Begin Available data
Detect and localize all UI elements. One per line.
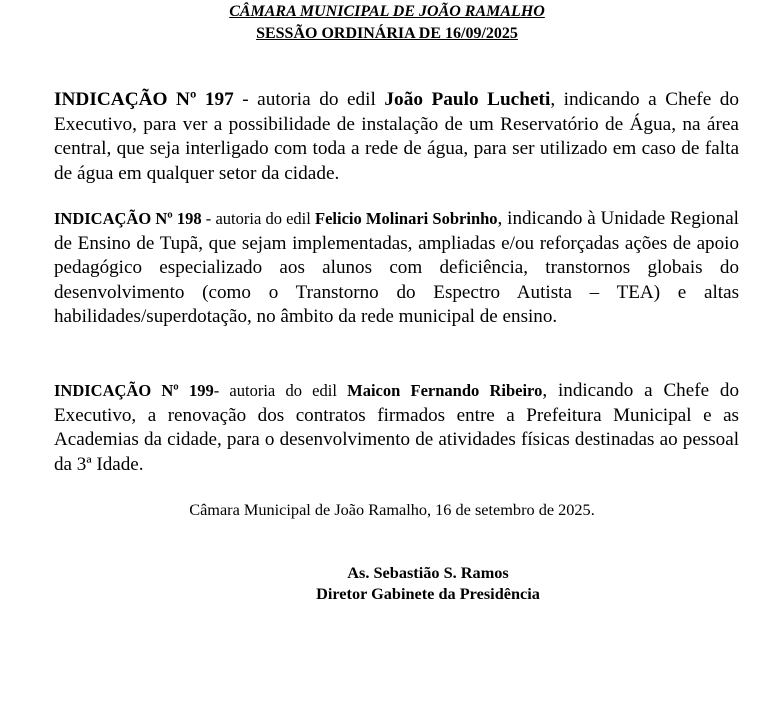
indicacao-text: , indicando a Chefe do Executivo, para ver a possibilidade de instalação de um Reservatório de Água, na área central, que seja interligado com toda a rede de água, para ser utilizado em caso de falta de água em qualquer setor da cidade. xyxy=(54,89,740,184)
indicacao-label: INDICAÇÃO Nº 197 xyxy=(54,89,234,110)
indicacao-199 xyxy=(54,379,739,477)
indicacao-pre: - autoria do edil xyxy=(201,209,316,228)
indicacao-text: , indicando à Unidade Regional de Ensino de Tupã, que sejam implementadas, ampliadas e/ou reforçadas ações de apoio pedagógico especializado aos alunos com deficiência, transtornos globais do desenvolvimento (como o Transtorno do Espectro Autista – TEA) e altas habilidades/superdotação, no âmbito da rede municipal de ensino. xyxy=(54,208,739,328)
closing-line: Câmara Municipal de João Ramalho, 16 de setembro de 2025. xyxy=(189,500,595,519)
council-title: CÂMARA MUNICIPAL DE JOÃO RAMALHO xyxy=(229,3,545,20)
indicacao-label: INDICAÇÃO Nº 199 xyxy=(54,381,214,400)
indicacao-198 xyxy=(54,207,739,330)
indicacao-author: João Paulo Lucheti xyxy=(384,89,551,110)
signatory-name: As. Sebastião S. Ramos xyxy=(347,563,509,582)
indicacao-label: INDICAÇÃO Nº 198 xyxy=(54,209,202,228)
indicacao-pre: - autoria do edil xyxy=(213,381,348,400)
session-title: SESSÃO ORDINÁRIA DE 16/09/2025 xyxy=(256,25,518,42)
indicacao-pre: - autoria do edil xyxy=(233,89,385,110)
signatory-title: Diretor Gabinete da Presidência xyxy=(316,584,540,603)
indicacao-text: , indicando a Chefe do Executivo, a renovação dos contratos firmados entre a Prefeitura Municipal e as Academias da cidade, para o desenvolvimento de atividades físicas destinadas ao pessoal da 3ª Idade. xyxy=(54,380,739,475)
indicacao-197 xyxy=(54,88,739,186)
indicacao-author: Felicio Molinari Sobrinho xyxy=(315,209,498,228)
indicacao-author: Maicon Fernando Ribeiro xyxy=(347,381,543,400)
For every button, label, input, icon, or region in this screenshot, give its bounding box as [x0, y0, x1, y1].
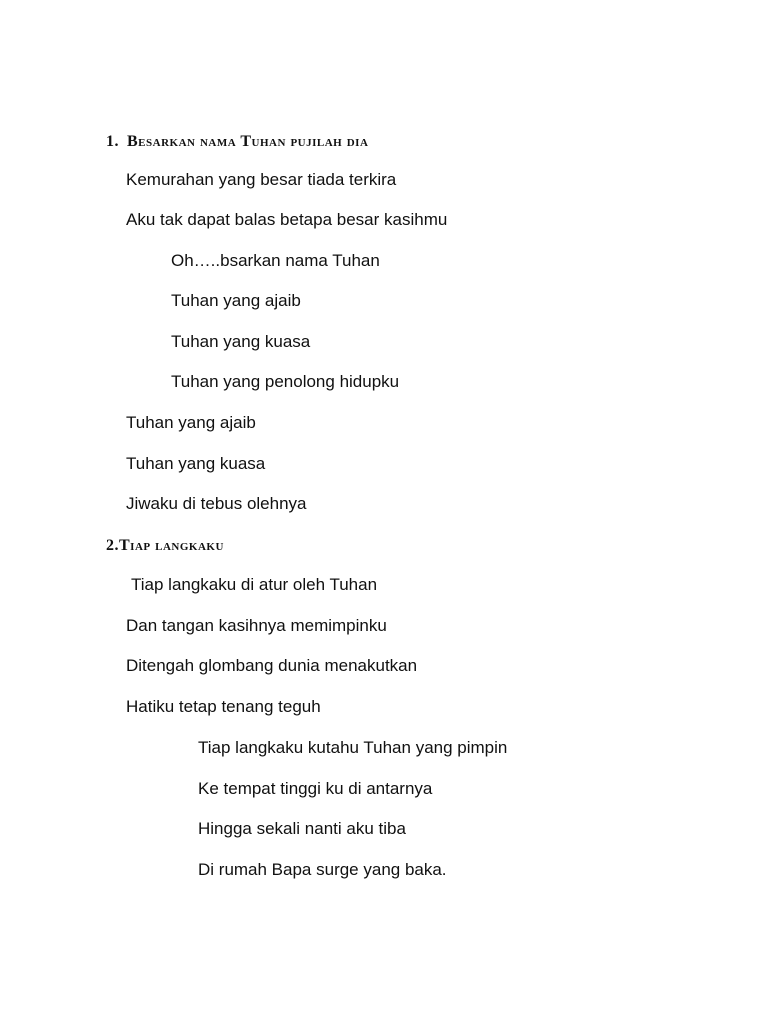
song1-verse-line-1: Kemurahan yang besar tiada terkira	[126, 170, 397, 189]
song2-chorus-line-3: Hingga sekali nanti aku tiba	[198, 819, 406, 838]
song1-chorus-line-2: Tuhan yang ajaib	[171, 291, 301, 310]
song1-ending-line-3: Jiwaku di tebus olehnya	[126, 494, 307, 513]
song2-chorus-line-1: Tiap langkaku kutahu Tuhan yang pimpin	[198, 738, 508, 757]
song2-title: 2.Tiap langkaku	[106, 537, 224, 554]
song1-chorus-line-3: Tuhan yang kuasa	[171, 332, 311, 351]
song1-verse-line-2: Aku tak dapat balas betapa besar kasihmu	[126, 210, 448, 229]
song2-verse-line-2: Dan tangan kasihnya memimpinku	[126, 616, 387, 635]
song1-chorus-line-4: Tuhan yang penolong hidupku	[171, 372, 400, 391]
song1-chorus-line-1: Oh…..bsarkan nama Tuhan	[171, 251, 380, 270]
song1-ending-line-1: Tuhan yang ajaib	[126, 413, 256, 432]
song1-ending-line-2: Tuhan yang kuasa	[126, 454, 266, 473]
song2-chorus-line-4: Di rumah Bapa surge yang baka.	[198, 860, 447, 879]
song1-title: Besarkan nama Tuhan pujilah dia	[127, 133, 369, 150]
song2-verse-line-1: Tiap langkaku di atur oleh Tuhan	[131, 575, 378, 594]
song2-chorus-line-2: Ke tempat tinggi ku di antarnya	[198, 779, 433, 798]
song2-verse-line-4: Hatiku tetap tenang teguh	[126, 697, 321, 716]
song1-number: 1.	[106, 133, 119, 150]
song2-verse-line-3: Ditengah glombang dunia menakutkan	[126, 656, 418, 675]
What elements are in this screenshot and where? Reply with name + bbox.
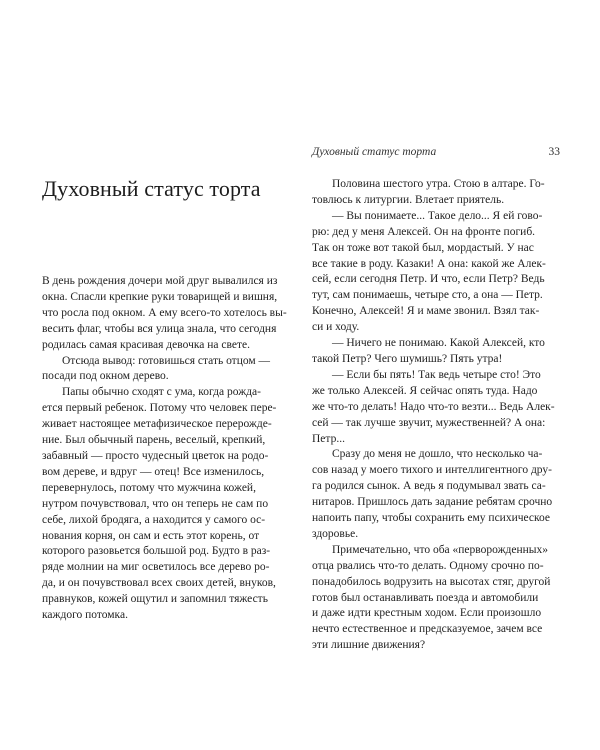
text-line: Папы обычно сходят с ума, когда рожда-: [62, 386, 261, 399]
text-line: Половина шестого утра. Стою в алтаре. Го-: [332, 178, 545, 190]
text-line: Сразу до меня не дошло, что несколько ча-: [332, 448, 543, 461]
text-line: ряде молнии на миг осветилось все дерево ро-: [42, 561, 270, 574]
text-line: В день рождения дочери мой друг вывалился из: [42, 275, 278, 287]
page-number: 33: [548, 146, 560, 158]
text-line: родилась самая красивая девочка на свете.: [42, 338, 250, 351]
text-line: Конечно, Алексей! Я и маме звонил. Взял так-: [312, 305, 540, 318]
text-line: нования корня, он сам и есть этот корень, от: [42, 529, 260, 542]
text-line: вом дереве, и вдруг — отец! Все изменилось,: [42, 465, 265, 478]
text-line: отца рвались что-то делать. Одному срочно по-: [312, 559, 544, 572]
left-page-text: [42, 274, 286, 624]
text-line: такой Петр? Чего шумишь? Пять утра!: [312, 352, 503, 365]
text-line: — Если бы пять! Так ведь четыре сто! Это: [332, 368, 541, 381]
text-line: Примечательно, что оба «перворожденных»: [332, 543, 549, 556]
text-line: правнуков, кожей ощутил и запомнил тяжесть: [42, 593, 268, 606]
text-line: посади под окном дерево.: [42, 370, 169, 383]
text-line: сей, если сегодня Петр. И что, если Петр? Ведь: [312, 273, 545, 286]
text-line: тут, сам понимаешь, четыре сто, а она — Петр.: [312, 289, 543, 302]
chapter-title: Духовный статус торта: [42, 176, 261, 201]
text-line: живает настоящее метафизическое перерожде-: [42, 418, 272, 431]
text-line: си и ходу.: [312, 321, 360, 334]
text-line: окна. Спасли крепкие руки товарищей и вишня,: [42, 290, 278, 303]
text-line: сов назад у моего тихого и интеллигентного дру-: [312, 464, 552, 477]
text-line: понадобилось водрузить на высотах стяг, другой: [312, 575, 551, 588]
running-head-title: Духовный статус торта: [312, 146, 437, 158]
text-line: — Ничего не понимаю. Какой Алексей, кто: [332, 337, 545, 350]
text-line: да, и он почувствовал всех своих детей, внуков,: [42, 577, 276, 590]
text-line: которого разовьется большой род. Будто в раз-: [42, 545, 271, 558]
text-line: Отсюда вывод: готовишься стать отцом —: [62, 354, 271, 367]
text-line: нечто естественное и предсказуемое, зачем все: [312, 623, 543, 636]
text-line: же что-то делать! Надо что-то везти... Ведь Алек-: [312, 400, 555, 413]
text-line: же только Алексей. Я сейчас опять туда. Надо: [312, 384, 538, 397]
text-line: что росла под окном. А ему всего-то хотелось вы-: [42, 306, 287, 319]
text-line: каждого потомка.: [42, 609, 128, 622]
text-line: весить флаг, чтобы вся улица знала, что сегодня: [42, 322, 277, 335]
text-line: сей — так лучше звучит, мужественней? А она:: [312, 416, 546, 429]
text-line: здоровье.: [312, 527, 359, 540]
text-line: — Вы понимаете... Такое дело... Я ей гово-: [332, 209, 543, 222]
right-page-text: [312, 177, 560, 654]
text-line: нутром почувствовал, что он теперь не сам по: [42, 497, 269, 510]
text-line: ется первый ребенок. Потому что человек пере-: [42, 402, 277, 415]
text-line: Петр...: [312, 432, 345, 445]
text-line: и даже идти крестным ходом. Если произошло: [312, 607, 542, 620]
text-line: забавный — просто чудесный цветок на родо-: [42, 449, 269, 462]
text-line: эти лишние движения?: [312, 639, 426, 652]
text-line: нитаров. Пришлось дать задание ребятам срочно: [312, 496, 553, 509]
text-line: напоить папу, чтобы сохранить ему психическое: [312, 512, 551, 525]
text-line: готов был останавливать поезда и автомобили: [312, 591, 539, 604]
text-line: все такие в роду. Казаки! А она: какой же Алек-: [312, 257, 546, 270]
text-line: товлюсь к литургии. Влетает приятель.: [312, 193, 505, 206]
text-line: перевернулось, потому что мужчина кожей,: [42, 481, 256, 494]
text-line: Так он тоже вот такой был, мордастый. У нас: [312, 241, 534, 254]
text-line: себе, лихой бродяга, а находится у самого ос-: [42, 513, 266, 526]
text-line: ние. Был обычный парень, веселый, крепкий,: [42, 434, 266, 447]
text-line: га родился сынок. А ведь я подумывал звать са-: [312, 480, 546, 493]
text-line: рю: дед у меня Алексей. Он на фронте погиб.: [312, 225, 536, 238]
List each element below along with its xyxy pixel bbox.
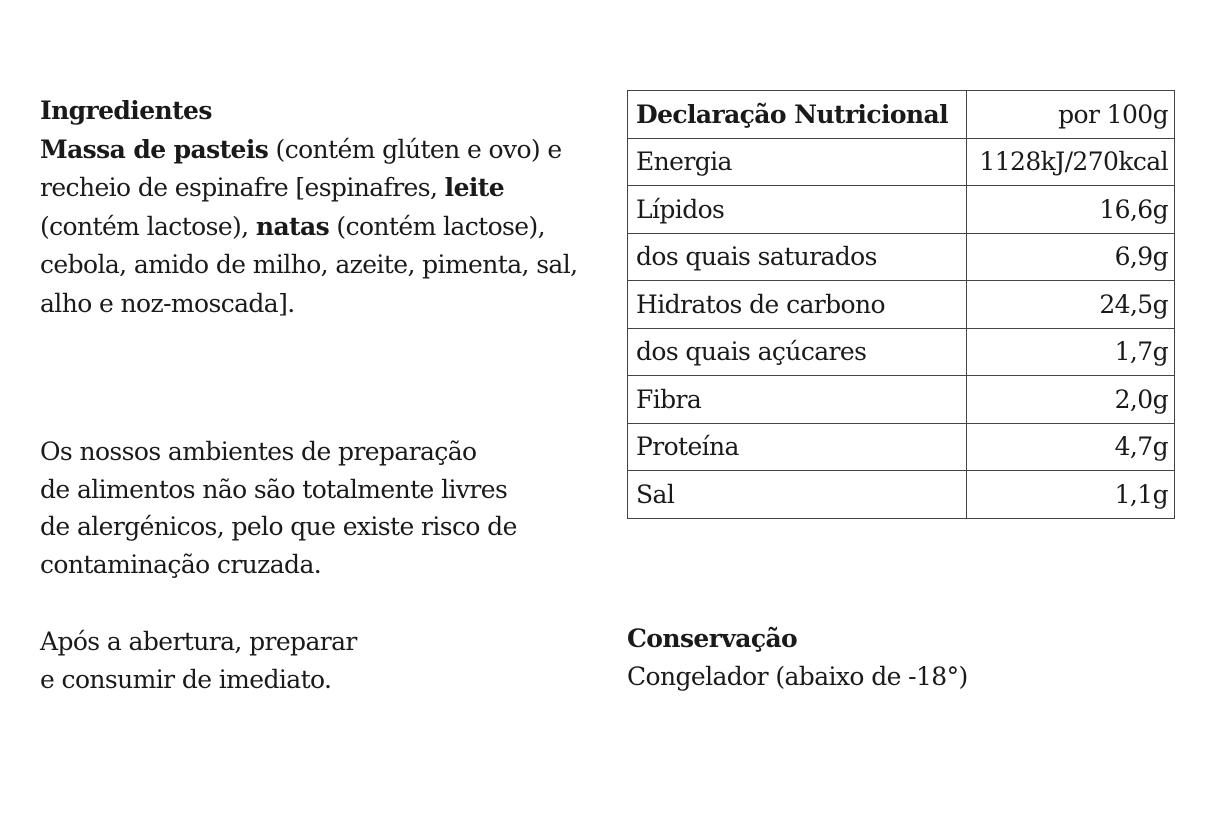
ingredients-heading: Ingredientes [40,96,212,125]
ingredients-segment: natas [255,211,330,241]
conservation-text: Congelador (abaixo de -18°) [627,662,968,691]
nutrient-label: Lípidos [628,186,967,234]
conservation-section [627,620,1187,696]
nutrition-per-unit: por 100g [967,91,1175,139]
ingredients-segment: Massa de pasteis [40,134,269,164]
conservation-heading: Conservação [627,624,798,653]
ingredients-text [40,131,600,324]
nutrient-value: 2,0g [967,376,1175,424]
allergen-note-line: Os nossos ambientes de preparação [40,437,477,466]
nutrient-value: 1,7g [967,328,1175,376]
allergen-note-line: contaminação cruzada. [40,549,322,579]
nutrient-label: Hidratos de carbono [628,281,967,329]
after-opening-line: Após a abertura, preparar [40,627,357,656]
nutrition-table [627,90,1175,519]
allergen-note [40,433,600,583]
nutrition-title: Declaração Nutricional [628,91,967,139]
ingredients-segment: (contém glúten e ovo) e recheio de espinafre [espinafres, [40,134,562,202]
ingredients-segment: (contém lactose), cebola, amido de milho, azeite, pimenta, sal, alho e noz-moscada]. [40,211,578,318]
table-row [628,186,1175,234]
after-opening-note [40,623,600,698]
table-row [628,328,1175,376]
table-row [628,376,1175,424]
allergen-note-line: de alimentos não são totalmente livres [40,474,508,504]
nutrition-header-row [628,91,1175,139]
nutrient-label: dos quais saturados [628,233,967,281]
nutrient-value: 1128kJ/270kcal [967,138,1175,186]
nutrient-label: Sal [628,471,967,519]
nutrient-value: 4,7g [967,423,1175,471]
allergen-note-line: de alergénicos, pelo que existe risco de [40,512,517,541]
after-opening-line: e consumir de imediato. [40,664,332,694]
nutrient-label: Fibra [628,376,967,424]
table-row [628,281,1175,329]
ingredients-section [40,92,600,323]
nutrient-value: 1,1g [967,471,1175,519]
ingredients-segment: leite [444,173,505,202]
table-row [628,423,1175,471]
table-row [628,471,1175,519]
table-row [628,233,1175,281]
nutrient-label: Proteína [628,423,967,471]
nutrient-value: 24,5g [967,281,1175,329]
table-row [628,138,1175,186]
nutrient-label: Energia [628,138,967,186]
nutrient-value: 16,6g [967,186,1175,234]
nutrient-value: 6,9g [967,233,1175,281]
ingredients-segment: (contém lactose), [40,211,256,241]
nutrient-label: dos quais açúcares [628,328,967,376]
End Available data
▶ **Task to complete**
Which lines in the entries above contain the word "сегодня"? List every one of them.

▶ **Solution**
text-line: сей, если сегодня Петр. И что, если Петр? Ведь: [312, 273, 545, 286]
text-line: весить флаг, чтобы вся улица знала, что сегодня: [42, 322, 277, 335]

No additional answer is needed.